» **Extracted data**
====

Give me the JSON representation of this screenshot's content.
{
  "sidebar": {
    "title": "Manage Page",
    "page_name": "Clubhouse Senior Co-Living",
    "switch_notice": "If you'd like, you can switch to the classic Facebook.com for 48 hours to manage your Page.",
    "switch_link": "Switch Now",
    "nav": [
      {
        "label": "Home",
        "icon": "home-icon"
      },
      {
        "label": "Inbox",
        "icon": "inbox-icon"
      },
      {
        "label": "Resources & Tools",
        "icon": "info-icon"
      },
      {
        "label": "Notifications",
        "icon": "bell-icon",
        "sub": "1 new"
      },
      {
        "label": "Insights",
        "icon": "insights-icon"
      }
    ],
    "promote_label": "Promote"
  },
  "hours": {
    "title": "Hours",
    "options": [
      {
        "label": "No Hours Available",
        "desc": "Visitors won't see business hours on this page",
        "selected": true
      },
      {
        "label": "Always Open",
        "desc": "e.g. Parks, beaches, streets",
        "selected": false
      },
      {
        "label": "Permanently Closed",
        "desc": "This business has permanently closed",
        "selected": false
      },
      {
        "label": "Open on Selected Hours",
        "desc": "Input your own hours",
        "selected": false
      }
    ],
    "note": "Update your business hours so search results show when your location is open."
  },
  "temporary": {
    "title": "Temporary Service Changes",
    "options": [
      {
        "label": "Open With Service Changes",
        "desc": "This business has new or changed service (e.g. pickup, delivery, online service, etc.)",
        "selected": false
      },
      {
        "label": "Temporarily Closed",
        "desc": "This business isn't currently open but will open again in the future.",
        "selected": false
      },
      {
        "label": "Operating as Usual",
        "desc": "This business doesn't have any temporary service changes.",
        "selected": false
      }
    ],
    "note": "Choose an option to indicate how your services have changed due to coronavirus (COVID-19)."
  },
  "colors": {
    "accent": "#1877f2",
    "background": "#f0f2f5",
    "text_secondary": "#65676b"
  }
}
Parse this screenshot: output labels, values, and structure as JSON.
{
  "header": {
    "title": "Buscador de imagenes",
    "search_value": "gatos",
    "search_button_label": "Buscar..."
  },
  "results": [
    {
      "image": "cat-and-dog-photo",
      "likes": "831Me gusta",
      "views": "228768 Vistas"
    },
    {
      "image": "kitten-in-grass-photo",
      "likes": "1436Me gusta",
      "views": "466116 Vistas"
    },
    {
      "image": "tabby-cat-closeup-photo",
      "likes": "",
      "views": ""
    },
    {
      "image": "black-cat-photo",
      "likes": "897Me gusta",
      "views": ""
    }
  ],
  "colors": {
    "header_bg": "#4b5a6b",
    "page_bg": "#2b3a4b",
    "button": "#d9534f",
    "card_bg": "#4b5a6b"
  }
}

====

For each line of the entries that holds the word "screenshot", pull that line out.

» **Completed task**
Give me the JSON representation of this screenshot's content.
Parse this screenshot: output labels, values, and structure as JSON.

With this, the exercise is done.